Task to carry out: Provide the data again in its entirety, exactly as given.

Data records:
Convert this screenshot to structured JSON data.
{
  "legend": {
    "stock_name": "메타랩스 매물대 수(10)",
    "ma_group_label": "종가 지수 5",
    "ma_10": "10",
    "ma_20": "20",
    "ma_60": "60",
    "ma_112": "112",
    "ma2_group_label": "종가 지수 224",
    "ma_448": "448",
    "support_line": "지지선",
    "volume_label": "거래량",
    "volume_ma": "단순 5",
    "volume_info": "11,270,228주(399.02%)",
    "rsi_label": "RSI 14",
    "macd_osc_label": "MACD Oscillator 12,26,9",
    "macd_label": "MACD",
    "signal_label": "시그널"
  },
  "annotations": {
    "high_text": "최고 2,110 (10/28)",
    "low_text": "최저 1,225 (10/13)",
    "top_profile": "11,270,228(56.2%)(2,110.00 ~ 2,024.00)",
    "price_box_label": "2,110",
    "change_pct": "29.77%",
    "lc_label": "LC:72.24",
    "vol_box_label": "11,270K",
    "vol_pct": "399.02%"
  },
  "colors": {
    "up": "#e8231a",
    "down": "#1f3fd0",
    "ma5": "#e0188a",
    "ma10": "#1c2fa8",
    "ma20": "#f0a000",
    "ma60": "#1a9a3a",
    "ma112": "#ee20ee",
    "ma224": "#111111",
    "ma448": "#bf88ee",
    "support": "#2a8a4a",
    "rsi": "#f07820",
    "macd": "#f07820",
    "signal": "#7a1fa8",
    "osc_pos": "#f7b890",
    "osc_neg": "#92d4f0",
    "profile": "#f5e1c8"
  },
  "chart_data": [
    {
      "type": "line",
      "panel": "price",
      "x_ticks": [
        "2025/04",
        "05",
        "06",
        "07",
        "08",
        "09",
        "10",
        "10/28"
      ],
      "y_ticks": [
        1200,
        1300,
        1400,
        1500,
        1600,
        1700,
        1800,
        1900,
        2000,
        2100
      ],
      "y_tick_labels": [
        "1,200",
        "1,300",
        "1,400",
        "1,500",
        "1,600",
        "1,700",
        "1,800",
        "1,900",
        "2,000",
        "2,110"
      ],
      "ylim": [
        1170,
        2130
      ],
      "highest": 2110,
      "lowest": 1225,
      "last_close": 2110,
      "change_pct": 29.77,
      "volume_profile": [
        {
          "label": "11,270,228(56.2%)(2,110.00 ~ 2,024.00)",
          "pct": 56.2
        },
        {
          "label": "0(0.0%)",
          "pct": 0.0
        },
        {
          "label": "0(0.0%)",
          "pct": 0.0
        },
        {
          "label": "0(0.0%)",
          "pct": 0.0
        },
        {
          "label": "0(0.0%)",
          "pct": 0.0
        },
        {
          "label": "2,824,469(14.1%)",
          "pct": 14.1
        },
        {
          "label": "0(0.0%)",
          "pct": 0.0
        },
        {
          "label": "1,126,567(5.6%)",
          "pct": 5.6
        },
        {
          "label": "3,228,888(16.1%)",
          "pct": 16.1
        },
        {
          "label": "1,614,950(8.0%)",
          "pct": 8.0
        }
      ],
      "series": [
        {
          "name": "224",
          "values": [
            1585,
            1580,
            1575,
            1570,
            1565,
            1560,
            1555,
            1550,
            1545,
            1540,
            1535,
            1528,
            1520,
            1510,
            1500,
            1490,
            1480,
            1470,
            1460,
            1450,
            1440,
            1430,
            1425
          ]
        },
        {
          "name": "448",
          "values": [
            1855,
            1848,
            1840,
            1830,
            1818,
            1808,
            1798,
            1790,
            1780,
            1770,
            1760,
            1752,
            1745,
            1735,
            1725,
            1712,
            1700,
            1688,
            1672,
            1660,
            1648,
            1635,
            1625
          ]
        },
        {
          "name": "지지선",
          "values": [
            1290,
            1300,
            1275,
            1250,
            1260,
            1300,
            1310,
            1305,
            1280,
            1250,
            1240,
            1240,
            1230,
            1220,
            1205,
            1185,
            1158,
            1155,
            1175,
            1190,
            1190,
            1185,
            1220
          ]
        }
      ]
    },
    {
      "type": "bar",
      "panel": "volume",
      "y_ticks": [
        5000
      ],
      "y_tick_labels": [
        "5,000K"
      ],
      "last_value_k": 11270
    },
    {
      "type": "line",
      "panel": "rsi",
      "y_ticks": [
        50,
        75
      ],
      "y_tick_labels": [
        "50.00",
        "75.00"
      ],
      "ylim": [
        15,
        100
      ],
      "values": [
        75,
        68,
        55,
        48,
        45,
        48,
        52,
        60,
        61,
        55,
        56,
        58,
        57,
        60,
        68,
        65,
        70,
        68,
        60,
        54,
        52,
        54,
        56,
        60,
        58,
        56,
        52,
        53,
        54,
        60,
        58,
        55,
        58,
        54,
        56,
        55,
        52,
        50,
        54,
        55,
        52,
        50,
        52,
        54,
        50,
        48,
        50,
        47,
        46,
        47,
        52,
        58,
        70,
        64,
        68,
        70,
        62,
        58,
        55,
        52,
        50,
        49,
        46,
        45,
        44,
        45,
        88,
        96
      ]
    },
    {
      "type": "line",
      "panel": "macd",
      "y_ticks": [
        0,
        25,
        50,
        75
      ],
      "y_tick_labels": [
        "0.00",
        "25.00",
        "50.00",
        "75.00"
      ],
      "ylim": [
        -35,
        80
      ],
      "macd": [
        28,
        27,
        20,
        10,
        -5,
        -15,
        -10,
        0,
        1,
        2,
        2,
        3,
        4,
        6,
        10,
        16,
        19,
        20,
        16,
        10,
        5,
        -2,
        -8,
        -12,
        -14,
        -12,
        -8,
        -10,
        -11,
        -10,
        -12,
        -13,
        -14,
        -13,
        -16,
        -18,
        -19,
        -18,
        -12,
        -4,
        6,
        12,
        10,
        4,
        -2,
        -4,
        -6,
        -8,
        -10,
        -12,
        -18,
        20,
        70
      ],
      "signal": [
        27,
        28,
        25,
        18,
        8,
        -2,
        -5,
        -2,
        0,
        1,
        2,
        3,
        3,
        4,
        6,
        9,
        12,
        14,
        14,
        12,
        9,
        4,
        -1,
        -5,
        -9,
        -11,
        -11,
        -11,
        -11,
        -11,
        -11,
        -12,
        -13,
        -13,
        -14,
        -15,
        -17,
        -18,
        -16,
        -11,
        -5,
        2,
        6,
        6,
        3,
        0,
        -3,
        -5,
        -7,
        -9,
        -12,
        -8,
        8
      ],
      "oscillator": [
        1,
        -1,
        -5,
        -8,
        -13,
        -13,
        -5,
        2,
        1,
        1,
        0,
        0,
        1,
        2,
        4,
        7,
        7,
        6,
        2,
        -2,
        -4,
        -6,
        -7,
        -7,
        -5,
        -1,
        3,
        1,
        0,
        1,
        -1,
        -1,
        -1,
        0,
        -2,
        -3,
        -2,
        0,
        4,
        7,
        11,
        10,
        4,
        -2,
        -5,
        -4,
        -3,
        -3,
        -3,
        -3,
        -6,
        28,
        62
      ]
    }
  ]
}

Result for this task:
Convert this screenshot to structured JSON data.
{
  "legend": {
    "stock_name": "메타랩스 매물대 수(10)",
    "ma_group_label": "종가 지수 5",
    "ma_10": "10",
    "ma_20": "20",
    "ma_60": "60",
    "ma_112": "112",
    "ma2_group_label": "종가 지수 224",
    "ma_448": "448",
    "support_line": "지지선",
    "volume_label": "거래량",
    "volume_ma": "단순 5",
    "volume_info": "11,270,228주(399.02%)",
    "rsi_label": "RSI 14",
    "macd_osc_label": "MACD Oscillator 12,26,9",
    "macd_label": "MACD",
    "signal_label": "시그널"
  },
  "annotations": {
    "high_text": "최고 2,110 (10/28)",
    "low_text": "최저 1,225 (10/13)",
    "top_profile": "11,270,228(56.2%)(2,110.00 ~ 2,024.00)",
    "price_box_label": "2,110",
    "change_pct": "29.77%",
    "lc_label": "LC:72.24",
    "vol_box_label": "11,270K",
    "vol_pct": "399.02%"
  },
  "colors": {
    "up": "#e8231a",
    "down": "#1f3fd0",
    "ma5": "#e0188a",
    "ma10": "#1c2fa8",
    "ma20": "#f0a000",
    "ma60": "#1a9a3a",
    "ma112": "#ee20ee",
    "ma224": "#111111",
    "ma448": "#bf88ee",
    "support": "#2a8a4a",
    "rsi": "#f07820",
    "macd": "#f07820",
    "signal": "#7a1fa8",
    "osc_pos": "#f7b890",
    "osc_neg": "#92d4f0",
    "profile": "#f5e1c8"
  },
  "chart_data": [
    {
      "type": "line",
      "panel": "price",
      "x_ticks": [
        "2025/04",
        "05",
        "06",
        "07",
        "08",
        "09",
        "10",
        "10/28"
      ],
      "y_ticks": [
        1200,
        1300,
        1400,
        1500,
        1600,
        1700,
        1800,
        1900,
        2000,
        2100
      ],
      "y_tick_labels": [
        "1,200",
        "1,300",
        "1,400",
        "1,500",
        "1,600",
        "1,700",
        "1,800",
        "1,900",
        "2,000",
        "2,110"
      ],
      "ylim": [
        1170,
        2130
      ],
      "highest": 2110,
      "lowest": 1225,
      "last_close": 2110,
      "change_pct": 29.77,
      "volume_profile": [
        {
          "label": "11,270,228(56.2%)(2,110.00 ~ 2,024.00)",
          "pct": 56.2
        },
        {
          "label": "0(0.0%)",
          "pct": 0.0
        },
        {
          "label": "0(0.0%)",
          "pct": 0.0
        },
        {
          "label": "0(0.0%)",
          "pct": 0.0
        },
        {
          "label": "0(0.0%)",
          "pct": 0.0
        },
        {
          "label": "2,824,469(14.1%)",
          "pct": 14.1
        },
        {
          "label": "0(0.0%)",
          "pct": 0.0
        },
        {
          "label": "1,126,567(5.6%)",
          "pct": 5.6
        },
        {
          "label": "3,228,888(16.1%)",
          "pct": 16.1
        },
        {
          "label": "1,614,950(8.0%)",
          "pct": 8.0
        }
      ],
      "series": [
        {
          "name": "224",
          "values": [
            1585,
            1580,
            1575,
            1570,
            1565,
            1560,
            1555,
            1550,
            1545,
            1540,
            1535,
            1528,
            1520,
            1510,
            1500,
            1490,
            1480,
            1470,
            1460,
            1450,
            1440,
            1430,
            1425
          ]
        },
        {
          "name": "448",
          "values": [
            1855,
            1848,
            1840,
            1830,
            1818,
            1808,
            1798,
            1790,
            1780,
            1770,
            1760,
            1752,
            1745,
            1735,
            1725,
            1712,
            1700,
            1688,
            1672,
            1660,
            1648,
            1635,
            1625
          ]
        },
        {
          "name": "지지선",
          "values": [
            1290,
            1300,
            1275,
            1250,
            1260,
            1300,
            1310,
            1305,
            1280,
            1250,
            1240,
            1240,
            1230,
            1220,
            1205,
            1185,
            1158,
            1155,
            1175,
            1190,
            1190,
            1185,
            1220
          ]
        }
      ]
    },
    {
      "type": "bar",
      "panel": "volume",
      "y_ticks": [
        5000
      ],
      "y_tick_labels": [
        "5,000K"
      ],
      "last_value_k": 11270
    },
    {
      "type": "line",
      "panel": "rsi",
      "y_ticks": [
        50,
        75
      ],
      "y_tick_labels": [
        "50.00",
        "75.00"
      ],
      "ylim": [
        15,
        100
      ],
      "values": [
        75,
        68,
        55,
        48,
        45,
        48,
        52,
        60,
        61,
        55,
        56,
        58,
        57,
        60,
        68,
        65,
        70,
        68,
        60,
        54,
        52,
        54,
        56,
        60,
        58,
        56,
        52,
        53,
        54,
        60,
        58,
        55,
        58,
        54,
        56,
        55,
        52,
        50,
        54,
        55,
        52,
        50,
        52,
        54,
        50,
        48,
        50,
        47,
        46,
        47,
        52,
        58,
        70,
        64,
        68,
        70,
        62,
        58,
        55,
        52,
        50,
        49,
        46,
        45,
        44,
        45,
        88,
        96
      ]
    },
    {
      "type": "line",
      "panel": "macd",
      "y_ticks": [
        0,
        25,
        50,
        75
      ],
      "y_tick_labels": [
        "0.00",
        "25.00",
        "50.00",
        "75.00"
      ],
      "ylim": [
        -35,
        80
      ],
      "macd": [
        28,
        27,
        20,
        10,
        -5,
        -15,
        -10,
        0,
        1,
        2,
        2,
        3,
        4,
        6,
        10,
        16,
        19,
        20,
        16,
        10,
        5,
        -2,
        -8,
        -12,
        -14,
        -12,
        -8,
        -10,
        -11,
        -10,
        -12,
        -13,
        -14,
        -13,
        -16,
        -18,
        -19,
        -18,
        -12,
        -4,
        6,
        12,
        10,
        4,
        -2,
        -4,
        -6,
        -8,
        -10,
        -12,
        -18,
        20,
        70
      ],
      "signal": [
        27,
        28,
        25,
        18,
        8,
        -2,
        -5,
        -2,
        0,
        1,
        2,
        3,
        3,
        4,
        6,
        9,
        12,
        14,
        14,
        12,
        9,
        4,
        -1,
        -5,
        -9,
        -11,
        -11,
        -11,
        -11,
        -11,
        -11,
        -12,
        -13,
        -13,
        -14,
        -15,
        -17,
        -18,
        -16,
        -11,
        -5,
        2,
        6,
        6,
        3,
        0,
        -3,
        -5,
        -7,
        -9,
        -12,
        -8,
        8
      ],
      "oscillator": [
        1,
        -1,
        -5,
        -8,
        -13,
        -13,
        -5,
        2,
        1,
        1,
        0,
        0,
        1,
        2,
        4,
        7,
        7,
        6,
        2,
        -2,
        -4,
        -6,
        -7,
        -7,
        -5,
        -1,
        3,
        1,
        0,
        1,
        -1,
        -1,
        -1,
        0,
        -2,
        -3,
        -2,
        0,
        4,
        7,
        11,
        10,
        4,
        -2,
        -5,
        -4,
        -3,
        -3,
        -3,
        -3,
        -6,
        28,
        62
      ]
    }
  ]
}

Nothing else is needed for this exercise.